Instructions to follow
Your output is the line containing "Give me a plain-text" plus all lines after it to the end of the records, reproduced exactly, with nothing else.

Entries supplied
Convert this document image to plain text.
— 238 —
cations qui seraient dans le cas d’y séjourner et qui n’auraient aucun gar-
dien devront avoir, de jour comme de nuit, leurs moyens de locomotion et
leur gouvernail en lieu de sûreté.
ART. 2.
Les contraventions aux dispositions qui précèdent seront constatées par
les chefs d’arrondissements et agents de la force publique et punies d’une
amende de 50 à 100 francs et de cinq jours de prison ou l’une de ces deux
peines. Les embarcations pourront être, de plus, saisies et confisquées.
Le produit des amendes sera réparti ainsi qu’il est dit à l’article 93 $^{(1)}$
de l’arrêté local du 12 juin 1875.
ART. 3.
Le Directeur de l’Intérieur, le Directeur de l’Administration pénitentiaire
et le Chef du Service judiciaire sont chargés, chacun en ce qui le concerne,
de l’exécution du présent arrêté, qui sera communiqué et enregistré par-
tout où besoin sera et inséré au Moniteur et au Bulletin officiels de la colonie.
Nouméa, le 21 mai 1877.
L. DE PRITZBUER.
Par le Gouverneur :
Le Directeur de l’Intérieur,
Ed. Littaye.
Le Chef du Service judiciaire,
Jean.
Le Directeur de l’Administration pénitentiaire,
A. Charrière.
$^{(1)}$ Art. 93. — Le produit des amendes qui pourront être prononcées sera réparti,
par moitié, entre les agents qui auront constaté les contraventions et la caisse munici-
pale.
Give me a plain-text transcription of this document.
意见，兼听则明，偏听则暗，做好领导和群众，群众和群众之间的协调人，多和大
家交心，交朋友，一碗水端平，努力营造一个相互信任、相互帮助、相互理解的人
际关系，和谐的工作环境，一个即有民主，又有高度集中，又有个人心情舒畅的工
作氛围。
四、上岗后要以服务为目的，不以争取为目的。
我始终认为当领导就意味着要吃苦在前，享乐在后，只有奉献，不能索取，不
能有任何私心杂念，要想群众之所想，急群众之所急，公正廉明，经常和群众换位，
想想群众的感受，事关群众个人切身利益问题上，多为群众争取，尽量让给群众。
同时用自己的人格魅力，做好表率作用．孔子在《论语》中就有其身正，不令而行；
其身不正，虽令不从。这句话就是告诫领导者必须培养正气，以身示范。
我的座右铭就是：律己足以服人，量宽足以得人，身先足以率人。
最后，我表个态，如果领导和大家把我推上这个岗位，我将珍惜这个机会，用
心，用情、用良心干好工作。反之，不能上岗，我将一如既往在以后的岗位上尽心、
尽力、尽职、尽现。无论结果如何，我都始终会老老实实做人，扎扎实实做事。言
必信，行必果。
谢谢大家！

Correct output
Give me a plain-text transcription of this document.
意见，兼听则明，偏听则暗，做好领导和群众，群众和群众之间的协调人，多和大
家交心，交朋友，一碗水端平，努力营造一个相互信任、相互帮助、相互理解的人
际关系，和谐的工作环境，一个即有民主，又有高度集中，又有个人心情舒畅的工
作氛围。
四、上岗后要以服务为目的，不以争取为目的。
我始终认为当领导就意味着要吃苦在前，享乐在后，只有奉献，不能索取，不
能有任何私心杂念，要想群众之所想，急群众之所急，公正廉明，经常和群众换位，
想想群众的感受，事关群众个人切身利益问题上，多为群众争取，尽量让给群众。
同时用自己的人格魅力，做好表率作用．孔子在《论语》中就有其身正，不令而行；
其身不正，虽令不从。这句话就是告诫领导者必须培养正气，以身示范。
我的座右铭就是：律己足以服人，量宽足以得人，身先足以率人。
最后，我表个态，如果领导和大家把我推上这个岗位，我将珍惜这个机会，用
心，用情、用良心干好工作。反之，不能上岗，我将一如既往在以后的岗位上尽心、
尽力、尽职、尽现。无论结果如何，我都始终会老老实实做人，扎扎实实做事。言
必信，行必果。
谢谢大家！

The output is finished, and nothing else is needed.